What the task asks ->
From the listing below, extract every line in which the word "underlying" appears.

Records

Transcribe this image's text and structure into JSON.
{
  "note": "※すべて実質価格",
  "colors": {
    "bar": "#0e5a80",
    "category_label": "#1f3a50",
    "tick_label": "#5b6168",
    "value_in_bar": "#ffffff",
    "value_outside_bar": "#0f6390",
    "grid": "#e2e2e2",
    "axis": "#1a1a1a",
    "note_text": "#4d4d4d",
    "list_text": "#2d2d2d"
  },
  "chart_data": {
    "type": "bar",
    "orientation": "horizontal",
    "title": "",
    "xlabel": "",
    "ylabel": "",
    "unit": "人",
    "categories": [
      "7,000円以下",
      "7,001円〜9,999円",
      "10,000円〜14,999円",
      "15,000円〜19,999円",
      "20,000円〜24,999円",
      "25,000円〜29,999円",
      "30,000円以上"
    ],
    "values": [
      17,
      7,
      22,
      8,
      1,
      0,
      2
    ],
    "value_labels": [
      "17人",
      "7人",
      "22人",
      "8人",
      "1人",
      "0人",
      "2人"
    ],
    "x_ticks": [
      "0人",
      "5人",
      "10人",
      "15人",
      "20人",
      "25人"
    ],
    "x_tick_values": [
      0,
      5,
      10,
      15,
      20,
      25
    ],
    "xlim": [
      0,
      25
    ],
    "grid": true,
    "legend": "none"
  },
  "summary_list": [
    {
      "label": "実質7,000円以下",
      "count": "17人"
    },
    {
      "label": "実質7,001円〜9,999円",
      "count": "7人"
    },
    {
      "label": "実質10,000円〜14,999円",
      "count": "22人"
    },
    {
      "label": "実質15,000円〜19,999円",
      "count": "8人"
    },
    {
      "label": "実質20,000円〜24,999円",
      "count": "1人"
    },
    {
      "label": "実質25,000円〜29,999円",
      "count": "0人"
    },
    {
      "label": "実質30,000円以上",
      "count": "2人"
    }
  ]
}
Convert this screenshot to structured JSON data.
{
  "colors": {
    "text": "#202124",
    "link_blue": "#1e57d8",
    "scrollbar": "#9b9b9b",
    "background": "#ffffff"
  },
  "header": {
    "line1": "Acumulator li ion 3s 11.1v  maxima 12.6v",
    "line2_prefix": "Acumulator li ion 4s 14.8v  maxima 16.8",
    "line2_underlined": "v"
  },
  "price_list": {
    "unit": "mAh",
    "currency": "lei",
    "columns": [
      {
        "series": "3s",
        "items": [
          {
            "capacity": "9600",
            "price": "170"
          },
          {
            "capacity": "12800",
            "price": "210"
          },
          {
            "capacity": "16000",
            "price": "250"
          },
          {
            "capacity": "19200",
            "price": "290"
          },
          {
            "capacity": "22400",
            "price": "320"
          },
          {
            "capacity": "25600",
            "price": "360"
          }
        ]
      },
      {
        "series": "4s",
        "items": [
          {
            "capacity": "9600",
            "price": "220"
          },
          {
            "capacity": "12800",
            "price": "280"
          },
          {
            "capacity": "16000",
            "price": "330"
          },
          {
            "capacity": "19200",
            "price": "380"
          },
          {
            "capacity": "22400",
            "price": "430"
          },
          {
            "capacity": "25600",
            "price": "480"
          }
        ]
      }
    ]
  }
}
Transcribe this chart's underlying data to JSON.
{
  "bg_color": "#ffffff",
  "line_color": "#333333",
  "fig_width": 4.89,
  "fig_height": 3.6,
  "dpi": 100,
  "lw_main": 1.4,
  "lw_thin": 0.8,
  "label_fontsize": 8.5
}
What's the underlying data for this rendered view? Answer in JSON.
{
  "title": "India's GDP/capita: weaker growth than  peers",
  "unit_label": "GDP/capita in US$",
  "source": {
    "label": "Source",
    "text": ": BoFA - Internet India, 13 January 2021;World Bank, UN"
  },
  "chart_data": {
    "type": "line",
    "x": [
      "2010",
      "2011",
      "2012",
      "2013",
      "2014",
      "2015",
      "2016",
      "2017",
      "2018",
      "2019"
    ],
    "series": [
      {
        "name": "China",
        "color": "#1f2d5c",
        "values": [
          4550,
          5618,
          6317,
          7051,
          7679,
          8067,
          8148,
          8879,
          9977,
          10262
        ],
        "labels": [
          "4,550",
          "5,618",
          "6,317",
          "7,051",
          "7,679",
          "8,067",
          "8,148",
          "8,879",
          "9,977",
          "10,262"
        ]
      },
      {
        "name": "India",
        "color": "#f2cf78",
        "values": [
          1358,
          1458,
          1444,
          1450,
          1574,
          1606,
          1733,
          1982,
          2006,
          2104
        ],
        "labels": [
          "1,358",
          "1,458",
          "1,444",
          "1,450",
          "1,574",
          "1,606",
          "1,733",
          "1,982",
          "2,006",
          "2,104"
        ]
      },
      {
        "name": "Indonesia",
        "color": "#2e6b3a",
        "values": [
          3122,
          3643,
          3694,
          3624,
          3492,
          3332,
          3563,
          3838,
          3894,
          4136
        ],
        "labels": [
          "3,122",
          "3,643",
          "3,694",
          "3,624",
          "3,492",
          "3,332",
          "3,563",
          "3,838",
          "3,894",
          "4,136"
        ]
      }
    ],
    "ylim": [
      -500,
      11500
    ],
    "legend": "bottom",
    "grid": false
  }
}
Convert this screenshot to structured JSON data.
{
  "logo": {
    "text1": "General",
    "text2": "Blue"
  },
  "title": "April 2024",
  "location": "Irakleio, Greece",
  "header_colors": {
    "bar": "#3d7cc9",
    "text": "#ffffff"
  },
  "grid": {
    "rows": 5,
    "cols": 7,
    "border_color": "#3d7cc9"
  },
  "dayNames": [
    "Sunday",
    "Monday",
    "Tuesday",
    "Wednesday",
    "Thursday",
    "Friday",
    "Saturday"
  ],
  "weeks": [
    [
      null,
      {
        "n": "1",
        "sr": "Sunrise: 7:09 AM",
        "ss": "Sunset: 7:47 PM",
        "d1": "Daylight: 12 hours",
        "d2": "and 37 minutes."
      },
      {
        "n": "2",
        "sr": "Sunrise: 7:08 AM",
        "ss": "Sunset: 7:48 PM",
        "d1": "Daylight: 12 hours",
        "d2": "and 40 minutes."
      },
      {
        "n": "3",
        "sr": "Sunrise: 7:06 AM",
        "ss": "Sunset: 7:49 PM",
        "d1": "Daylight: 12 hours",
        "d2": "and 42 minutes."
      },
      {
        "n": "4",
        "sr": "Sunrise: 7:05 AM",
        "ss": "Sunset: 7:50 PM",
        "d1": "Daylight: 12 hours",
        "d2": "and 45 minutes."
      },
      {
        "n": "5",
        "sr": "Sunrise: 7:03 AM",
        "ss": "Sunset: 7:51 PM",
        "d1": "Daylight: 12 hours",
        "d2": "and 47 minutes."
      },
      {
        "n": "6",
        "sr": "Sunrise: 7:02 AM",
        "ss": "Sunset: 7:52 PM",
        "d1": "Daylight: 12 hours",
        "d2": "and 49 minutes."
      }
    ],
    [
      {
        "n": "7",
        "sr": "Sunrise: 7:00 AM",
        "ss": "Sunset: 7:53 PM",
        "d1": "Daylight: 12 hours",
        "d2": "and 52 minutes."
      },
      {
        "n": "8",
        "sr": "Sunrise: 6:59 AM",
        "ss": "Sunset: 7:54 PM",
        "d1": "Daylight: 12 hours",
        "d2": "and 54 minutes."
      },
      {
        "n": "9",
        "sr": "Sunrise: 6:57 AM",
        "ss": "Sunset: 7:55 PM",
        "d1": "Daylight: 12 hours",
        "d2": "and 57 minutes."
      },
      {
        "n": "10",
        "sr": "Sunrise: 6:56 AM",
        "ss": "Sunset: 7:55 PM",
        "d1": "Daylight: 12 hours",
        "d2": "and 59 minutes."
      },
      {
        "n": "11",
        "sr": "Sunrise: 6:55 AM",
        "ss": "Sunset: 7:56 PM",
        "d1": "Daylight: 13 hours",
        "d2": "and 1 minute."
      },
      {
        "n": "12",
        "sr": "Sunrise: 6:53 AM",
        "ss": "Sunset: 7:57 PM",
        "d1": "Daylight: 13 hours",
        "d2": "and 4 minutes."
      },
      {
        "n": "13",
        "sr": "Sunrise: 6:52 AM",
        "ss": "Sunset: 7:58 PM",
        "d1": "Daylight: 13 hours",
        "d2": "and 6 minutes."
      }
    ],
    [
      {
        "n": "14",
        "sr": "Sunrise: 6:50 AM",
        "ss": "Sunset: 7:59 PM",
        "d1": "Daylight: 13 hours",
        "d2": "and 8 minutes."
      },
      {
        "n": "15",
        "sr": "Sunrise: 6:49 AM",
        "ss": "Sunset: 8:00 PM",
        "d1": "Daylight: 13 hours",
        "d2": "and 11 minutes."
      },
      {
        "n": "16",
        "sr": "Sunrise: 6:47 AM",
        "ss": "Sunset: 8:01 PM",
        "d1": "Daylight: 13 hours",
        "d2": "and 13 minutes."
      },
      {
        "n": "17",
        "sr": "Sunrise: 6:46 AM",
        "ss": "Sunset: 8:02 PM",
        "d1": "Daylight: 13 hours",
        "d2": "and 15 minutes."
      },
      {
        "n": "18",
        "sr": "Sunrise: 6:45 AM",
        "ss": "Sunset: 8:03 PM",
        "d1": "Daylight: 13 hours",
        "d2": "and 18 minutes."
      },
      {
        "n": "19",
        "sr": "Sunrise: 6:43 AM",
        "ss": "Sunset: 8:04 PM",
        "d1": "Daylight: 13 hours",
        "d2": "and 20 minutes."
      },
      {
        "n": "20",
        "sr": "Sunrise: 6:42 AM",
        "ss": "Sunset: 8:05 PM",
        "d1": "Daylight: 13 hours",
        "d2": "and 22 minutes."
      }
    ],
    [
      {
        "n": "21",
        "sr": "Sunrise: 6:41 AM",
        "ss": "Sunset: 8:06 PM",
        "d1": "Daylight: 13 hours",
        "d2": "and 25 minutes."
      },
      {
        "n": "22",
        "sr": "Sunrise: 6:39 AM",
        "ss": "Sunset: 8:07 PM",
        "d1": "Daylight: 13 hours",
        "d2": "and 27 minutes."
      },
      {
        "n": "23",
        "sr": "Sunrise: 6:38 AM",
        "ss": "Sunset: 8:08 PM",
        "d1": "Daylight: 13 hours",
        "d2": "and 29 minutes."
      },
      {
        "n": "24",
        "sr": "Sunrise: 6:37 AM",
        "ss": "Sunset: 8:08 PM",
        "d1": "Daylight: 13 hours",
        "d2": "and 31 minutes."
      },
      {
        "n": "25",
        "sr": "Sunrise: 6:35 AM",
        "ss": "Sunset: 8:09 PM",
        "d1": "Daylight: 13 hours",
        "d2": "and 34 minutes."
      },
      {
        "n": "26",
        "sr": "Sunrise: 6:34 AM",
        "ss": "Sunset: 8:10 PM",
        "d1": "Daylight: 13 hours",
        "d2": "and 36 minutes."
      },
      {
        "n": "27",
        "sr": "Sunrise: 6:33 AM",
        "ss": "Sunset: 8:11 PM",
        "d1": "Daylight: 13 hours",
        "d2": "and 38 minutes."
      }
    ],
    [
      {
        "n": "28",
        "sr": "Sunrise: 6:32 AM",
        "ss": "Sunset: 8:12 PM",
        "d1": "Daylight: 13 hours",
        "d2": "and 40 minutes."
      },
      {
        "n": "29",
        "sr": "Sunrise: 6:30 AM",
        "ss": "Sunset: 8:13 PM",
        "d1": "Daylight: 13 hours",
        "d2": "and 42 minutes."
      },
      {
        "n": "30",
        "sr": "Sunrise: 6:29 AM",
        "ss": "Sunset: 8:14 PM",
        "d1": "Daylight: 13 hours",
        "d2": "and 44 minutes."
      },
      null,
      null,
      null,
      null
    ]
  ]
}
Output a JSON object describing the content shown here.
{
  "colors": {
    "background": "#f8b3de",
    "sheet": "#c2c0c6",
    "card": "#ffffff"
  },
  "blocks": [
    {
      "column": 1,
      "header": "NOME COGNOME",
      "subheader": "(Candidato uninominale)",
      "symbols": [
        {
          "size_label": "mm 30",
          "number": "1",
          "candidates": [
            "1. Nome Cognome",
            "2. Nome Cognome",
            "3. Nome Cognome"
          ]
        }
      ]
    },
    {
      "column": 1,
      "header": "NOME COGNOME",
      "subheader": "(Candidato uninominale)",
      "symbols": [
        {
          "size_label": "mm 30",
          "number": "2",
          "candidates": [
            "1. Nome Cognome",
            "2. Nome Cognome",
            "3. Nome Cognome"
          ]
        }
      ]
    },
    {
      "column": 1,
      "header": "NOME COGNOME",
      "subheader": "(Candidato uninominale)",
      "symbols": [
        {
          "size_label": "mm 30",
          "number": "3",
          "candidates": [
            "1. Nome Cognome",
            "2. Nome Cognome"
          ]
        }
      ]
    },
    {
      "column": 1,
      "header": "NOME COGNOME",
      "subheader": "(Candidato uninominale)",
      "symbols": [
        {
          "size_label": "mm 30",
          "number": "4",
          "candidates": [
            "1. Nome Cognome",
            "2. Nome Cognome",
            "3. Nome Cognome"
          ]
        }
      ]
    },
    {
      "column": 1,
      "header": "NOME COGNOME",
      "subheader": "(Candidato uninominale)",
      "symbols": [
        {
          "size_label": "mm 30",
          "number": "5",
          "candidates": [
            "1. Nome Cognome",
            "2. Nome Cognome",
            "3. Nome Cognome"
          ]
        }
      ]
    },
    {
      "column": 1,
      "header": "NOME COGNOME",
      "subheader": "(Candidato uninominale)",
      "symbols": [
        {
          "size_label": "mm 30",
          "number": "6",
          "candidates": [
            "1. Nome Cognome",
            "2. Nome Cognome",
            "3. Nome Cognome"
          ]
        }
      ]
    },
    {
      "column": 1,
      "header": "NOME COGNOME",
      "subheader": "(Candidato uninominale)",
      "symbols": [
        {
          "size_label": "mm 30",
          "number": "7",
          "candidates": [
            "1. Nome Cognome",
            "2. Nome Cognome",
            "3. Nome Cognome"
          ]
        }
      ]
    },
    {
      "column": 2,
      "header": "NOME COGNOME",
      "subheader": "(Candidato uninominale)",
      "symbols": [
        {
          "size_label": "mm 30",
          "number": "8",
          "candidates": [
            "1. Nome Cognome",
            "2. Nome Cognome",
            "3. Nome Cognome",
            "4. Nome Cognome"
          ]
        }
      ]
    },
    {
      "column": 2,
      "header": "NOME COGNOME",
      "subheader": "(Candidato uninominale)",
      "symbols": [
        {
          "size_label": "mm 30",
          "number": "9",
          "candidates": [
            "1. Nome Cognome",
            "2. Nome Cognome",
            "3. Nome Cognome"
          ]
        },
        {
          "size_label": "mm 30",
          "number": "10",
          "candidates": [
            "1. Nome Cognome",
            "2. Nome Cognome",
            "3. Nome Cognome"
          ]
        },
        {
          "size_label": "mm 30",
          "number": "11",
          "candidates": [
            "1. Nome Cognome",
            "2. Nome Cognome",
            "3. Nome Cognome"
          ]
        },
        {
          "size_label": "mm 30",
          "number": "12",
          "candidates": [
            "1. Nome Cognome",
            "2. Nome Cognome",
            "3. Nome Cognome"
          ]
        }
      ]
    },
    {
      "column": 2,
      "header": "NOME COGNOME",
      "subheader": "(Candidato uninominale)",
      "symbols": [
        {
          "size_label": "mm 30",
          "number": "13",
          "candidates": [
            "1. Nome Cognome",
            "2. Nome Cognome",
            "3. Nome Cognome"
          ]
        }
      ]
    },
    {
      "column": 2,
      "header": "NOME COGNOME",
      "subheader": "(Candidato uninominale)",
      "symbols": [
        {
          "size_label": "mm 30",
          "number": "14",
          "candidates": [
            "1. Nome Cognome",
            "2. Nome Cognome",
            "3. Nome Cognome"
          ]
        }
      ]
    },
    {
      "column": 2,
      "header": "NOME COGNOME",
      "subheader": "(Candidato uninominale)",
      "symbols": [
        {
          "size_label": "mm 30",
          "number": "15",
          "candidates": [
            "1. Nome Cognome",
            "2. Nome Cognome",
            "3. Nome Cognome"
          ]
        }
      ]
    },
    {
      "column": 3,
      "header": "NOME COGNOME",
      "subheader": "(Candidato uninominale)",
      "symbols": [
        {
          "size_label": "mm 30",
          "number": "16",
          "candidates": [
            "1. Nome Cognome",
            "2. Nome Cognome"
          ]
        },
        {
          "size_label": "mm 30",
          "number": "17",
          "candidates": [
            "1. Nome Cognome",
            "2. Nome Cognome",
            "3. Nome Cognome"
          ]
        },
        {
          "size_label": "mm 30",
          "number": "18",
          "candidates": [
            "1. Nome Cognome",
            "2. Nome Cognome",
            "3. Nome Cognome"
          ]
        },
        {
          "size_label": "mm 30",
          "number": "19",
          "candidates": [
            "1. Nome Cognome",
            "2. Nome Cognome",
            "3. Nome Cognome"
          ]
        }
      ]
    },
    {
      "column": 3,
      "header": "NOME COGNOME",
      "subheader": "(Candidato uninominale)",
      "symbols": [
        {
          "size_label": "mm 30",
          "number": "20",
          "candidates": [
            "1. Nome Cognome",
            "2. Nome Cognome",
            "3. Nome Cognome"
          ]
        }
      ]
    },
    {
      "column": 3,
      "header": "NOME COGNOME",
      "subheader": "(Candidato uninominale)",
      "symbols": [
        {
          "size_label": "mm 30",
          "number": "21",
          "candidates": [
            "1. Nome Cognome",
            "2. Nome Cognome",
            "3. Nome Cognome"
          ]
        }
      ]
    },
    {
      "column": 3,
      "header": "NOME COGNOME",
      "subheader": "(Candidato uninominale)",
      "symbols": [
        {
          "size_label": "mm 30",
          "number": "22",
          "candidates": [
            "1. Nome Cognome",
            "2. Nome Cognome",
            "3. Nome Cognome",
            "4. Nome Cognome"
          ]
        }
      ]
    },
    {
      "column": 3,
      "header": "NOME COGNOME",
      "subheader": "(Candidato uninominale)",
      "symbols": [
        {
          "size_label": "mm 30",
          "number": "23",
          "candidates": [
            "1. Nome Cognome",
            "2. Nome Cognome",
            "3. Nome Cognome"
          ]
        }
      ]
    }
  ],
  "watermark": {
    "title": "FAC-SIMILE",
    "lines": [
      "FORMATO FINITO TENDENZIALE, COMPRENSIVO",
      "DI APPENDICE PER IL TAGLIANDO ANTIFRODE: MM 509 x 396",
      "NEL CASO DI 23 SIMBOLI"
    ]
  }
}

Written response ->
Transcribe this chart's underlying data to JSON.
What's the underlying data for this rendered view? Answer in JSON.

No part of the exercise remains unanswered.